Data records
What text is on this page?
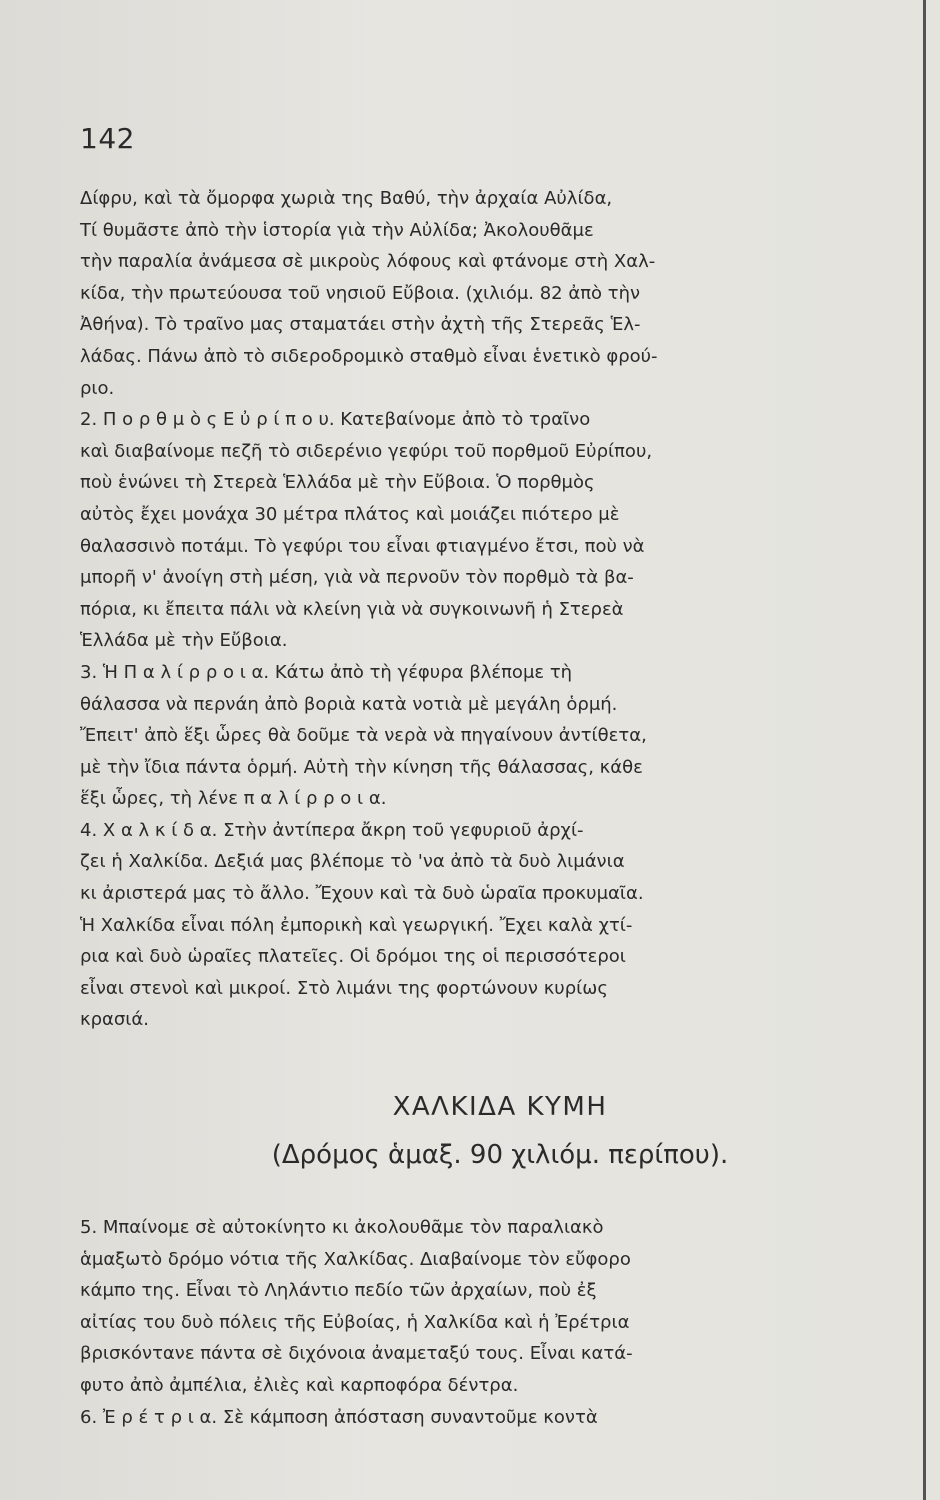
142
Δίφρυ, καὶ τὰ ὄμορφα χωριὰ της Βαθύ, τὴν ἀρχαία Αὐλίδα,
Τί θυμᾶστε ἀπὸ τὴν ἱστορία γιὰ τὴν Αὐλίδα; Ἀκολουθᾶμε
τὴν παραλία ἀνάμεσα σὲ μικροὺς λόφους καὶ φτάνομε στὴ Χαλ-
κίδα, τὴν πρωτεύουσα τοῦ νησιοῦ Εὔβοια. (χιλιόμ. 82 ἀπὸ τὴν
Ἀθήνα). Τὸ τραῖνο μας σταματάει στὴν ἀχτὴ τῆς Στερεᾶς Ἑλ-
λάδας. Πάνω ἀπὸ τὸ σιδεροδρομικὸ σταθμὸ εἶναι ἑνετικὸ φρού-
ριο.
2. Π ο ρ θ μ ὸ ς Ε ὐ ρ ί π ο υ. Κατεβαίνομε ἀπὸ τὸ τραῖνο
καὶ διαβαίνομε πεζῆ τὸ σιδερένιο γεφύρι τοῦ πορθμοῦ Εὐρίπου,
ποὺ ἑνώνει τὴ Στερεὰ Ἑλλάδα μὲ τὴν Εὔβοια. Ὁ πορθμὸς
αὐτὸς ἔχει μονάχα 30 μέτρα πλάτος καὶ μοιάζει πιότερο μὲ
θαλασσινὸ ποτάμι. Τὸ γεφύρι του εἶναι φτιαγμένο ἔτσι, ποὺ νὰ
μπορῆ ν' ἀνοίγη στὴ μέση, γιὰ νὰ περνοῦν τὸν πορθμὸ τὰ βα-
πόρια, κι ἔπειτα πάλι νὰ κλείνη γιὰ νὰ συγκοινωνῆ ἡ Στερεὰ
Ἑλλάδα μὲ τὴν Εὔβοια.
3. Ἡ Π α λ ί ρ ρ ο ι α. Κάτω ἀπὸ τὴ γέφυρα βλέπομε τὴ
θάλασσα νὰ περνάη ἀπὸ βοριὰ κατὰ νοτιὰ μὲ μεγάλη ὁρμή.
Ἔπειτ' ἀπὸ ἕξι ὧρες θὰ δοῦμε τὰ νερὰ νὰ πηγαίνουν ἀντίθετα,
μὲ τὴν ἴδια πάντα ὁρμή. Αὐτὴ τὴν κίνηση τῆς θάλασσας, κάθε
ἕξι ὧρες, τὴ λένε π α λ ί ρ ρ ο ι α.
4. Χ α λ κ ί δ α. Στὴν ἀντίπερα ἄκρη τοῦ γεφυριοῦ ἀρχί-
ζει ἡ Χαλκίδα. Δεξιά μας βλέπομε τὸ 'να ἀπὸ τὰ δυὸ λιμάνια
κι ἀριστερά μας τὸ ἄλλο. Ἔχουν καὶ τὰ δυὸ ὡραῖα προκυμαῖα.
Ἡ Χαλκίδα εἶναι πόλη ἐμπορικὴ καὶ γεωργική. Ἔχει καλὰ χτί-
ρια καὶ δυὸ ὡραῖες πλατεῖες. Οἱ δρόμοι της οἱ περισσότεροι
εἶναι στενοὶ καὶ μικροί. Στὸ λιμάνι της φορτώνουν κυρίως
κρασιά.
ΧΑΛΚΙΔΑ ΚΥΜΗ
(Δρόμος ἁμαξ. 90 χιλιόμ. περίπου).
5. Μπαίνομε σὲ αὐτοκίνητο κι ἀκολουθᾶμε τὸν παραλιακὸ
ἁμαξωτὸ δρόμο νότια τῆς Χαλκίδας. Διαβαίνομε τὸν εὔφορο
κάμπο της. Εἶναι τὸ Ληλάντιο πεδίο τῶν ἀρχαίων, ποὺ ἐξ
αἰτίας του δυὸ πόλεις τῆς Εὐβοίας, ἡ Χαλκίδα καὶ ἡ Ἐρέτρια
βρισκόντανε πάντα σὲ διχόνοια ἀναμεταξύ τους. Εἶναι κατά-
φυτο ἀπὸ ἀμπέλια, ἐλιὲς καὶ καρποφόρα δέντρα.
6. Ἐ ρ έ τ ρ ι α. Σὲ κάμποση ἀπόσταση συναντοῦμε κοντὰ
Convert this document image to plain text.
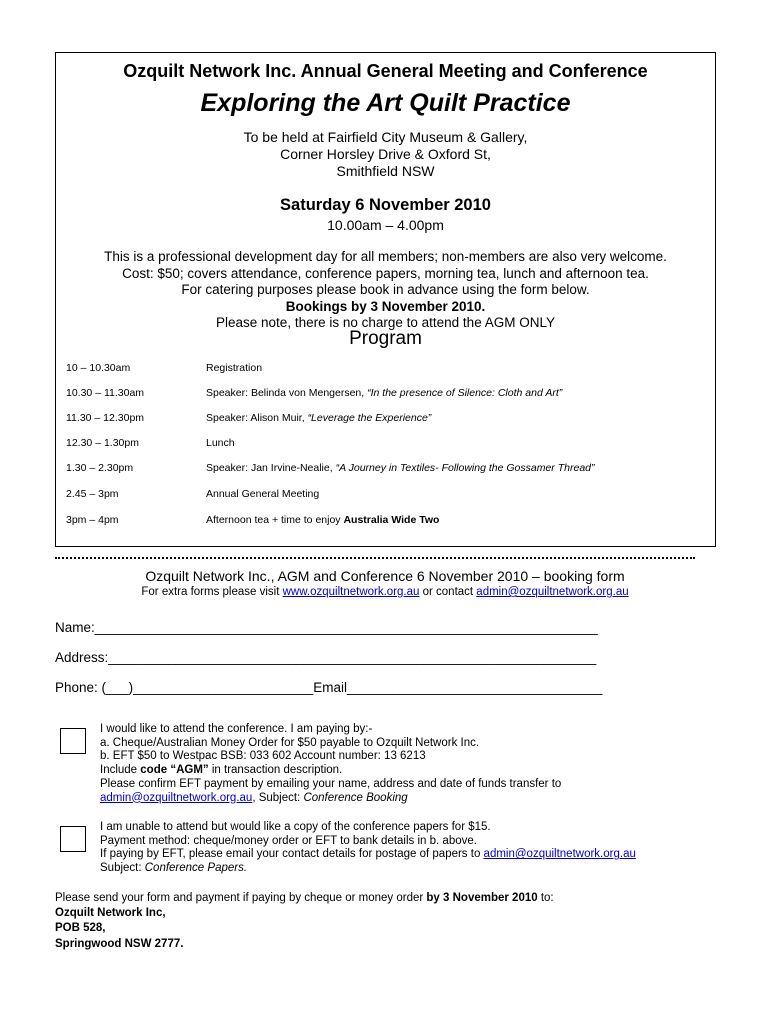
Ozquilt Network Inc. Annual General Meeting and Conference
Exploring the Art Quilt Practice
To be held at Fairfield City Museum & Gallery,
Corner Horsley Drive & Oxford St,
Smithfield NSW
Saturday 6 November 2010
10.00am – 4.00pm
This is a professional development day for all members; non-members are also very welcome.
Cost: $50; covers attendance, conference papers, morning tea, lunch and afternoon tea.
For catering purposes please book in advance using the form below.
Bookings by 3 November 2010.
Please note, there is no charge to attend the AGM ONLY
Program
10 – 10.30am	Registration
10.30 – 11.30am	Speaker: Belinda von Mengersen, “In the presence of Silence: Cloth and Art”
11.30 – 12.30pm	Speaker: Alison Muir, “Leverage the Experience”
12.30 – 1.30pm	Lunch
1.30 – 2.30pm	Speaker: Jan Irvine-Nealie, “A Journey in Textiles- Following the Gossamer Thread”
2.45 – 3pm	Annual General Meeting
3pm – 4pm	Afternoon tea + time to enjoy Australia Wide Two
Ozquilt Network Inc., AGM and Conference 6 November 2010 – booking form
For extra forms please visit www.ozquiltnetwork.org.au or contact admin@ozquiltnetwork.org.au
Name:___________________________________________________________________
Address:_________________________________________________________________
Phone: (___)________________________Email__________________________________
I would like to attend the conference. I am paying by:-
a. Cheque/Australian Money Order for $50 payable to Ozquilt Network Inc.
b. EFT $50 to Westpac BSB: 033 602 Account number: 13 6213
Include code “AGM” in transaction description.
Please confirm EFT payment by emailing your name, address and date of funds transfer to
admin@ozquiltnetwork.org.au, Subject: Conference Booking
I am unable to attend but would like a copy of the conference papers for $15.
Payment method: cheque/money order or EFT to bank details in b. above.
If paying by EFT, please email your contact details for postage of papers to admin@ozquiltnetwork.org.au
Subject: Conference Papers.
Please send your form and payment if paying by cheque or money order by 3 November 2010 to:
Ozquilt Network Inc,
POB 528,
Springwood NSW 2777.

* * *

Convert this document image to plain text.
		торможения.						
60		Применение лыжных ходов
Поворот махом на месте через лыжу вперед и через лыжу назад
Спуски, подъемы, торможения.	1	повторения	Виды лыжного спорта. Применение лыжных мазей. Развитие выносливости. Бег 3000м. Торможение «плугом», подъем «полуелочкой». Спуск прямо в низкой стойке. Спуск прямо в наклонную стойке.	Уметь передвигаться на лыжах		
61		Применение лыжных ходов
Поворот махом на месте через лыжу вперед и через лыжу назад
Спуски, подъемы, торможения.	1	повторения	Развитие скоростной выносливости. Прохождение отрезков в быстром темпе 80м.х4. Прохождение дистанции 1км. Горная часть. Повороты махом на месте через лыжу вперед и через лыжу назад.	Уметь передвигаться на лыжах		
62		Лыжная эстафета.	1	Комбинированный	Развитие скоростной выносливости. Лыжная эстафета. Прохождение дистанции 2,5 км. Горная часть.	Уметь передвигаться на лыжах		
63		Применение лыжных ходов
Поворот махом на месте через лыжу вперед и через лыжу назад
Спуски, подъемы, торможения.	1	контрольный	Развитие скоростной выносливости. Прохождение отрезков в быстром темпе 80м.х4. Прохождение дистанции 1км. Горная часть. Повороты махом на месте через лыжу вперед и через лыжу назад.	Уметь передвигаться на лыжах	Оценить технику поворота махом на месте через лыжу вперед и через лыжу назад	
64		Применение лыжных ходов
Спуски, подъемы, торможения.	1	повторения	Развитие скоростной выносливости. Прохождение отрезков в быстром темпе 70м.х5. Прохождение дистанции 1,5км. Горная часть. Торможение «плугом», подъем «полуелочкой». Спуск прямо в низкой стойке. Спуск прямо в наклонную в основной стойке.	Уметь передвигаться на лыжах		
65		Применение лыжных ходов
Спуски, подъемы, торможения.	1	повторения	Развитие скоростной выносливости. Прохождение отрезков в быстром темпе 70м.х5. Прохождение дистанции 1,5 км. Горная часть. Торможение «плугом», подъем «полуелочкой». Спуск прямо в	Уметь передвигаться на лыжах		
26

--

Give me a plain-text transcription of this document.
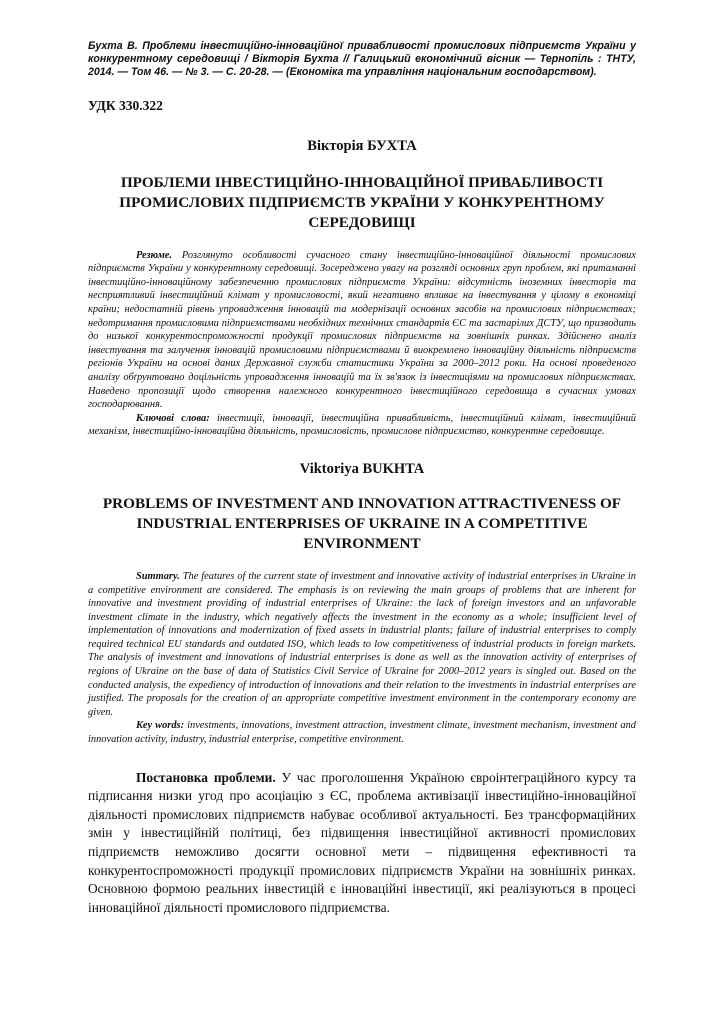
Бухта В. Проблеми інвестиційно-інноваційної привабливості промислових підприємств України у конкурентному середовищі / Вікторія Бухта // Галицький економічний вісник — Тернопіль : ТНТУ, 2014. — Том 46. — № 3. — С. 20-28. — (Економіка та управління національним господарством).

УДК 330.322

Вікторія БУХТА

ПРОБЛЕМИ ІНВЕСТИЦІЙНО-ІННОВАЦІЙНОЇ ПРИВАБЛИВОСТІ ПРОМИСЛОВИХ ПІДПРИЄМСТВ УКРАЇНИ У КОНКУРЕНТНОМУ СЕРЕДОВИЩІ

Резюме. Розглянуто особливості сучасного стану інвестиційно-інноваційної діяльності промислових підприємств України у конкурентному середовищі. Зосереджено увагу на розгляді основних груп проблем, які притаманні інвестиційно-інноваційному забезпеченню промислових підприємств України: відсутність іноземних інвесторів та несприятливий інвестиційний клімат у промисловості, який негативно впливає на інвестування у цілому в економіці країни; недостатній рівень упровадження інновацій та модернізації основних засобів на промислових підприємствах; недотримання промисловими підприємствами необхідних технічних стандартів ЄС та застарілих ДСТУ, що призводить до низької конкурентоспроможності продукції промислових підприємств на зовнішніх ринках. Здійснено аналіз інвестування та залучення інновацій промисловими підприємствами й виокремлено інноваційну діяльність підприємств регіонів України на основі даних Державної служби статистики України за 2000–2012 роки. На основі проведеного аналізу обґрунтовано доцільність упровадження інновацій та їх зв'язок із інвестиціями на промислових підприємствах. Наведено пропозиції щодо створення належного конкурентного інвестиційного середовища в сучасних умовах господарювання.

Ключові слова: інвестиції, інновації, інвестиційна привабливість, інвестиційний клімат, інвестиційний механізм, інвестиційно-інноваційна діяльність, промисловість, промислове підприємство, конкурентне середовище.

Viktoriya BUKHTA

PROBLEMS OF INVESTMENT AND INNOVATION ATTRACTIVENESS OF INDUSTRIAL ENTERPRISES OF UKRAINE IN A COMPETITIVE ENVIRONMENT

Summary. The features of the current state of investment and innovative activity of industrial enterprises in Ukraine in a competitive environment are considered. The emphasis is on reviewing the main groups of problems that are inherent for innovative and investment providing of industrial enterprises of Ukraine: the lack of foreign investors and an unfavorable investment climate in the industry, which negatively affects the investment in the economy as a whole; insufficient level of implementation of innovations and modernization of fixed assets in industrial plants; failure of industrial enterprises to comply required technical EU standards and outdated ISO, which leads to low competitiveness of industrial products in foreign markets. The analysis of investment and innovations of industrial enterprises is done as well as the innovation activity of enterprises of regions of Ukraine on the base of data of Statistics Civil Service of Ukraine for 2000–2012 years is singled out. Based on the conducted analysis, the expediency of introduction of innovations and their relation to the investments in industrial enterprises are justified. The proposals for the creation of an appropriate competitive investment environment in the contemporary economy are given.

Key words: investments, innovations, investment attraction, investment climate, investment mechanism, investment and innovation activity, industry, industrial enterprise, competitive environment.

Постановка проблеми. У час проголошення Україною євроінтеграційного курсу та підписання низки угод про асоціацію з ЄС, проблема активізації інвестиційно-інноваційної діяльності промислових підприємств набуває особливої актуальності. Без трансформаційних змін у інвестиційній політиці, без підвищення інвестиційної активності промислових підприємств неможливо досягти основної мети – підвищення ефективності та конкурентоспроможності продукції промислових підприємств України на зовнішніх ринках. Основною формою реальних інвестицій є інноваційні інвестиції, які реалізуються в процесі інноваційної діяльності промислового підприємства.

- DIRECTIONS
For each line of the listing that holds the word "innovations", show that line.

- SOLUTION
Summary. The features of the current state of investment and innovative activity of industrial enterprises in Ukraine in a competitive environment are considered. The emphasis is on reviewing the main groups of problems that are inherent for innovative and investment providing of industrial enterprises of Ukraine: the lack of foreign investors and an unfavorable investment climate in the industry, which negatively affects the investment in the economy as a whole; insufficient level of implementation of innovations and modernization of fixed assets in industrial plants; failure of industrial enterprises to comply required technical EU standards and outdated ISO, which leads to low competitiveness of industrial products in foreign markets. The analysis of investment and innovations of industrial enterprises is done as well as the innovation activity of enterprises of regions of Ukraine on the base of data of Statistics Civil Service of Ukraine for 2000–2012 years is singled out. Based on the conducted analysis, the expediency of introduction of innovations and their relation to the investments in industrial enterprises are justified. The proposals for the creation of an appropriate competitive investment environment in the contemporary economy are given.
Key words: investments, innovations, investment attraction, investment climate, investment mechanism, investment and innovation activity, industry, industrial enterprise, competitive environment.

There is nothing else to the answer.